**WORK TO DO:** Report every line from the material that contains the word "bottom".

**RECORDS SHOWN:**

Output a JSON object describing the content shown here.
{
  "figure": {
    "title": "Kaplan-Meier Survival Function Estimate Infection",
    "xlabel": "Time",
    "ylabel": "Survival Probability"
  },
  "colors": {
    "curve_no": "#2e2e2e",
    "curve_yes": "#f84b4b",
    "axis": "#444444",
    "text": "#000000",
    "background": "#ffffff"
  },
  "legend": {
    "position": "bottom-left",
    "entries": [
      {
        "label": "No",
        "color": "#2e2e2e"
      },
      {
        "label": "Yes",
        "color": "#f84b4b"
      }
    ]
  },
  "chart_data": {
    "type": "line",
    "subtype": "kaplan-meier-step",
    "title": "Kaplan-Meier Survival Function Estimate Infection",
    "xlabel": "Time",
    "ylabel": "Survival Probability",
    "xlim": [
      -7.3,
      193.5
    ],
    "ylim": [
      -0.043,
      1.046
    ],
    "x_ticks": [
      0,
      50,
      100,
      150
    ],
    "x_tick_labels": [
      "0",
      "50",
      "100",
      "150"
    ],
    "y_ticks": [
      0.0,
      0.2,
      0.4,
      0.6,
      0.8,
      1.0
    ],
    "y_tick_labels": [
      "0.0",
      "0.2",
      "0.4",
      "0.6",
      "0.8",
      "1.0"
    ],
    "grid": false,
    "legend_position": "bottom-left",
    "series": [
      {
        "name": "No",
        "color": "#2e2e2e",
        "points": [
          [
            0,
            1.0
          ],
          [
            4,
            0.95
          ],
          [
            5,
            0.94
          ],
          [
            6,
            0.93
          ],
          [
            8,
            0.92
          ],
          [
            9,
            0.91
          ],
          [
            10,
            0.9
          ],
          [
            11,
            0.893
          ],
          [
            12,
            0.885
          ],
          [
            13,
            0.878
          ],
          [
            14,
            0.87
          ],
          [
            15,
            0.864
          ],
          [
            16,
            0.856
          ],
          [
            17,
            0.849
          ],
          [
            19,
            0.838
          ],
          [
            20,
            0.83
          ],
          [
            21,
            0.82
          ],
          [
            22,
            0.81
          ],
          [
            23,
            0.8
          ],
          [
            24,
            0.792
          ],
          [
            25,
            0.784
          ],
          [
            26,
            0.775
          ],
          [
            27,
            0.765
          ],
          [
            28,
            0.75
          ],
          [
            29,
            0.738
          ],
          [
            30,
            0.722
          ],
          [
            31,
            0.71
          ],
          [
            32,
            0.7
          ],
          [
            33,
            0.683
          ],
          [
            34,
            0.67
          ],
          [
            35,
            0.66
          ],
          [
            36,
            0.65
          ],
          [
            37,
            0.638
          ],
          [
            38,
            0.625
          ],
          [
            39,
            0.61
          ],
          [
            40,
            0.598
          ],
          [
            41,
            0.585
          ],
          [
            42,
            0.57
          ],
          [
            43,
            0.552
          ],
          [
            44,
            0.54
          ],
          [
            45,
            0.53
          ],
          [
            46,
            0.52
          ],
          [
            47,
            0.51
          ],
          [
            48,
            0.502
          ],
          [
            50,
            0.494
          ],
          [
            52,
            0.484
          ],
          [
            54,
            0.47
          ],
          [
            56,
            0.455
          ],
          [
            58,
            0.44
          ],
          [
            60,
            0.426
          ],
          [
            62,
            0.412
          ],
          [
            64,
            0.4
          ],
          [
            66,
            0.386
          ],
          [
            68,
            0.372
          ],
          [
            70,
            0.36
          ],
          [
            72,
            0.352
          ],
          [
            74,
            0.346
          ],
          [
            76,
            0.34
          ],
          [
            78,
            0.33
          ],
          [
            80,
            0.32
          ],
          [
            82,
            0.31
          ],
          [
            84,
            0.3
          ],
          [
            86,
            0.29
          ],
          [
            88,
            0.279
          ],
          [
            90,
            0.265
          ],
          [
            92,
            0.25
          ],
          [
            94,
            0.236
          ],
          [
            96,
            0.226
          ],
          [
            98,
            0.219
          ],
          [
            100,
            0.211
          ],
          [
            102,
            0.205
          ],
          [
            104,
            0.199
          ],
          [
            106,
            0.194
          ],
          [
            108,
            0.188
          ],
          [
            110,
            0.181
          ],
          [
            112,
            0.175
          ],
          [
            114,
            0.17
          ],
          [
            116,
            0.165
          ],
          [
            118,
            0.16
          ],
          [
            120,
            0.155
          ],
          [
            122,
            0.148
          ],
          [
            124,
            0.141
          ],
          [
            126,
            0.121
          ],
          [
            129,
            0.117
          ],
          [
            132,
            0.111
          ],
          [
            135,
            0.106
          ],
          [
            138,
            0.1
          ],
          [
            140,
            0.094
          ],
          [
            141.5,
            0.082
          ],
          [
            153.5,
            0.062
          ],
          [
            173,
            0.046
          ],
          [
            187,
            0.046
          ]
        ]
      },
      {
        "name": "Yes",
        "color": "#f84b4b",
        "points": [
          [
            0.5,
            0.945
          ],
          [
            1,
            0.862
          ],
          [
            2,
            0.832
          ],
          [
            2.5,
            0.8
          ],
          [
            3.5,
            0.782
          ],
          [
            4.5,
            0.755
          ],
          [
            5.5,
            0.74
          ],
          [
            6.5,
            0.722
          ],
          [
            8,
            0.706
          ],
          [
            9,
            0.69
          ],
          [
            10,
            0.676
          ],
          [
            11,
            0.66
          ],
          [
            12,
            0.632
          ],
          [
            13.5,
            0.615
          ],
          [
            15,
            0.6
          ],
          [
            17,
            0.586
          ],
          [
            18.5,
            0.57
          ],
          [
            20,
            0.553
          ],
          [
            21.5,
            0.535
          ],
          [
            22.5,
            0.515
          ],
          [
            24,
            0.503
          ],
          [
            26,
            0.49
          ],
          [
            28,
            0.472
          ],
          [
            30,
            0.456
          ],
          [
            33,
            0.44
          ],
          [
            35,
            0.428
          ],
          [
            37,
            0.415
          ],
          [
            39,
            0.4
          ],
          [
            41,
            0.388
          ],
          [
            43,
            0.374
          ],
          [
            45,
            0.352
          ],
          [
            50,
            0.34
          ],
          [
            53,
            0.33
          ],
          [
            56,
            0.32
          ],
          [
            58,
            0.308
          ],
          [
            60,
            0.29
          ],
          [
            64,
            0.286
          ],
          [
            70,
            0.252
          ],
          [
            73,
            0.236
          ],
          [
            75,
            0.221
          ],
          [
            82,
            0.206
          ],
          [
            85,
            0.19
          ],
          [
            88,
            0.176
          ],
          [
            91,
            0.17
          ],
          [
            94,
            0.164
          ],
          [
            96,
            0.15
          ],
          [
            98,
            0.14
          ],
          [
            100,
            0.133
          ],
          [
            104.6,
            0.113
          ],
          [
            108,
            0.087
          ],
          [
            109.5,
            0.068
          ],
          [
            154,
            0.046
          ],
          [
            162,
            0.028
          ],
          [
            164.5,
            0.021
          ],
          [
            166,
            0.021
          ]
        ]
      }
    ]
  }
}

**TASK OUTPUT:**
    "position": "bottom-left",
    "legend_position": "bottom-left",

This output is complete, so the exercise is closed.